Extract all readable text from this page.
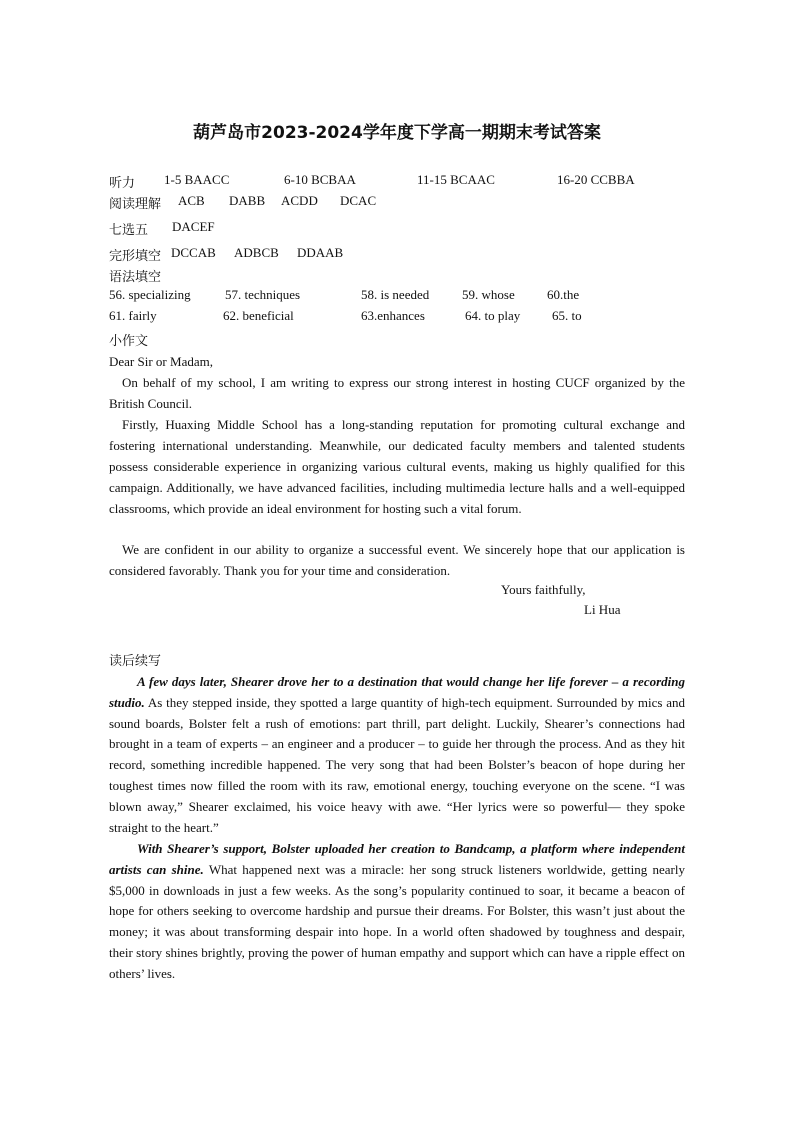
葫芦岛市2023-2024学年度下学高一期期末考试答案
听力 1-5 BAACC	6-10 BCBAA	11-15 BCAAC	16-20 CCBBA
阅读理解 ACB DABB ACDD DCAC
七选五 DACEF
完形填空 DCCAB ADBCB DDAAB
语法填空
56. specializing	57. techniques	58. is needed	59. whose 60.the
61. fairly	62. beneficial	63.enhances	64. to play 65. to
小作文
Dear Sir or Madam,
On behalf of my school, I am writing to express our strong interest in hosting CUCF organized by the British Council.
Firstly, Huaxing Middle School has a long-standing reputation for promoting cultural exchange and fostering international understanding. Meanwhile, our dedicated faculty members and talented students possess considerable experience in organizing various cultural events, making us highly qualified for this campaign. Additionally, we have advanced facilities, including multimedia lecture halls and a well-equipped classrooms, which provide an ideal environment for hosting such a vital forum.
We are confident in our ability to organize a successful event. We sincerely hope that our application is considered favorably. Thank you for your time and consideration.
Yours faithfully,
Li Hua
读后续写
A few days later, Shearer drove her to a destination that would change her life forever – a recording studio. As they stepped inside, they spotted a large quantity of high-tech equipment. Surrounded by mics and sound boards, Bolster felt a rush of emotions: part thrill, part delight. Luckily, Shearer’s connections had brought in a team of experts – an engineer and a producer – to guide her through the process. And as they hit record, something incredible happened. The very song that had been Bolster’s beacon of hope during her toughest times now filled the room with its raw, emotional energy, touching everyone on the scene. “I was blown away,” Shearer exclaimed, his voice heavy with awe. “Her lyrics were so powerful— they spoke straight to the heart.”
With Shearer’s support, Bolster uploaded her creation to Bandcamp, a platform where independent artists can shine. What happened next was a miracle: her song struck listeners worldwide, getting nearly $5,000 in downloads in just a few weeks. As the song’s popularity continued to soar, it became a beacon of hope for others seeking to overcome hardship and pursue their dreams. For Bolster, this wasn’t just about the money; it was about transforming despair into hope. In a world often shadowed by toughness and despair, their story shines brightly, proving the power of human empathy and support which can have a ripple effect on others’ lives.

==

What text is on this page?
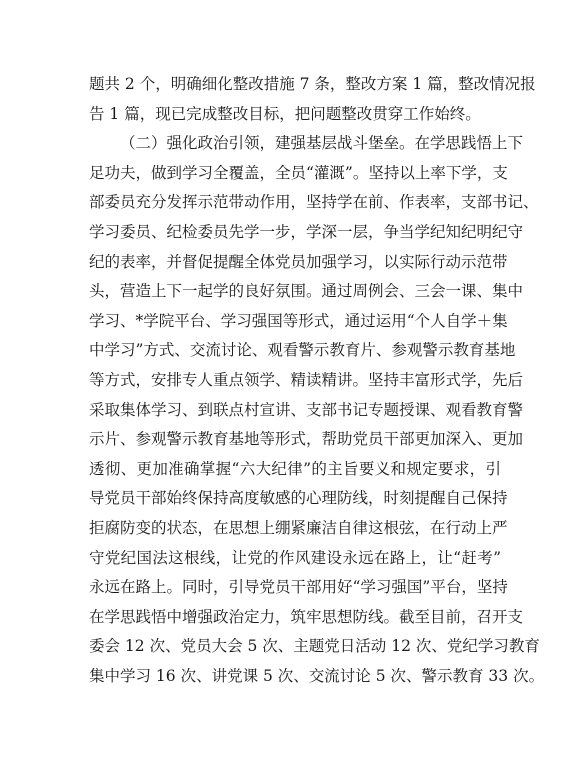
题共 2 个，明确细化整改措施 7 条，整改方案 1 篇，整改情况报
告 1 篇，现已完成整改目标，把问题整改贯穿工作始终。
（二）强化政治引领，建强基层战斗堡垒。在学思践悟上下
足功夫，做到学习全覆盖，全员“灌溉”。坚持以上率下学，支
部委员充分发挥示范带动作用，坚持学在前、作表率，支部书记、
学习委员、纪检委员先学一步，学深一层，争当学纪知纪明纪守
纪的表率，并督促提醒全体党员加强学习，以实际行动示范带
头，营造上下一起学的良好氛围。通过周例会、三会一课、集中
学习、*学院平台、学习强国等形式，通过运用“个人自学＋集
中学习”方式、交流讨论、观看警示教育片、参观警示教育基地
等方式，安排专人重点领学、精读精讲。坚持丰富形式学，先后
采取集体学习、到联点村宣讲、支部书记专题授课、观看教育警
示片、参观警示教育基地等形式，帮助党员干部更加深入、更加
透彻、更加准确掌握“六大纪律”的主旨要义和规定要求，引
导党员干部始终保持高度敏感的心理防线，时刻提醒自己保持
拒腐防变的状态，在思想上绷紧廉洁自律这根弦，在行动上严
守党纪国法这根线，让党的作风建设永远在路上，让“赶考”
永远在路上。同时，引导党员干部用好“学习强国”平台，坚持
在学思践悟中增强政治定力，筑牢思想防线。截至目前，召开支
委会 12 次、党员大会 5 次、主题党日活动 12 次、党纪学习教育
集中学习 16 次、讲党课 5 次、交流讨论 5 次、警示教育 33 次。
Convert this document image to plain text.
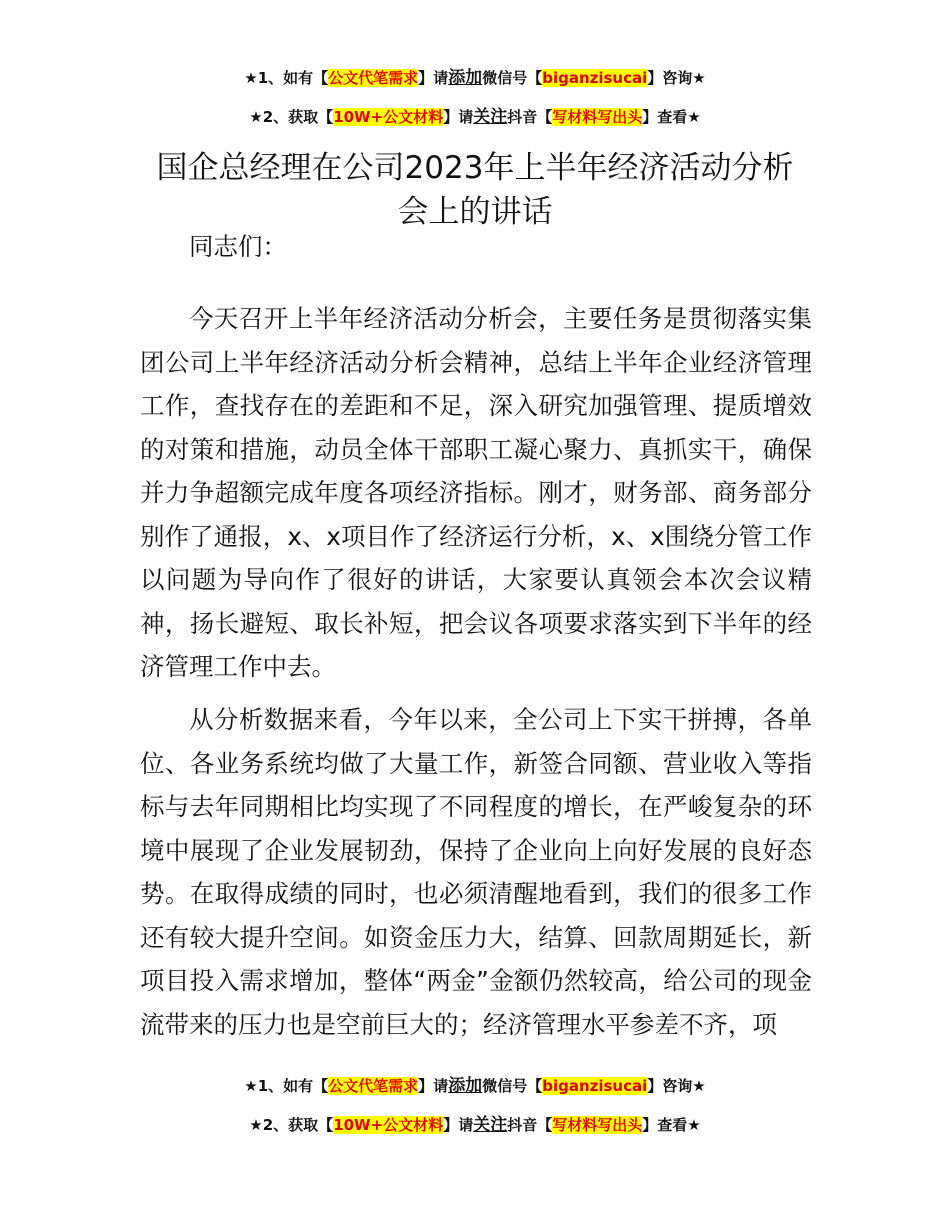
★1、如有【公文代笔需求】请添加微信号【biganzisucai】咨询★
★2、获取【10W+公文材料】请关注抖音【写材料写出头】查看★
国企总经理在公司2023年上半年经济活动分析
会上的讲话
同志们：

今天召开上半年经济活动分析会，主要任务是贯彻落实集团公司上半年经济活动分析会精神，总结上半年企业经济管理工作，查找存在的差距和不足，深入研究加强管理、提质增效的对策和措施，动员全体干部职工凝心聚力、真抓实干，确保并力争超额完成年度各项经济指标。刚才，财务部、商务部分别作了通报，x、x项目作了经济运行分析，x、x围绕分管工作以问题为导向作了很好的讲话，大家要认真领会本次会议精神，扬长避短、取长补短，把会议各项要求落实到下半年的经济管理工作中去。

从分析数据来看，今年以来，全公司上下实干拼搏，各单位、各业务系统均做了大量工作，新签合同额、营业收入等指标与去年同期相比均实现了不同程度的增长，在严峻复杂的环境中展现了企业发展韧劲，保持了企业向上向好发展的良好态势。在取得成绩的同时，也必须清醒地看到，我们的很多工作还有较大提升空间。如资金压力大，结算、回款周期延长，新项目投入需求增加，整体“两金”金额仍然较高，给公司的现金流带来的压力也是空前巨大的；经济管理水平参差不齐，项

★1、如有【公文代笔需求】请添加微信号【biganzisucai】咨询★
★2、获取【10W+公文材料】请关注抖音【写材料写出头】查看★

_Stated goal_
Pull out each line of the entries that contains "page".

_Correct response_
Extract all readable text from this page.
What text is on this page?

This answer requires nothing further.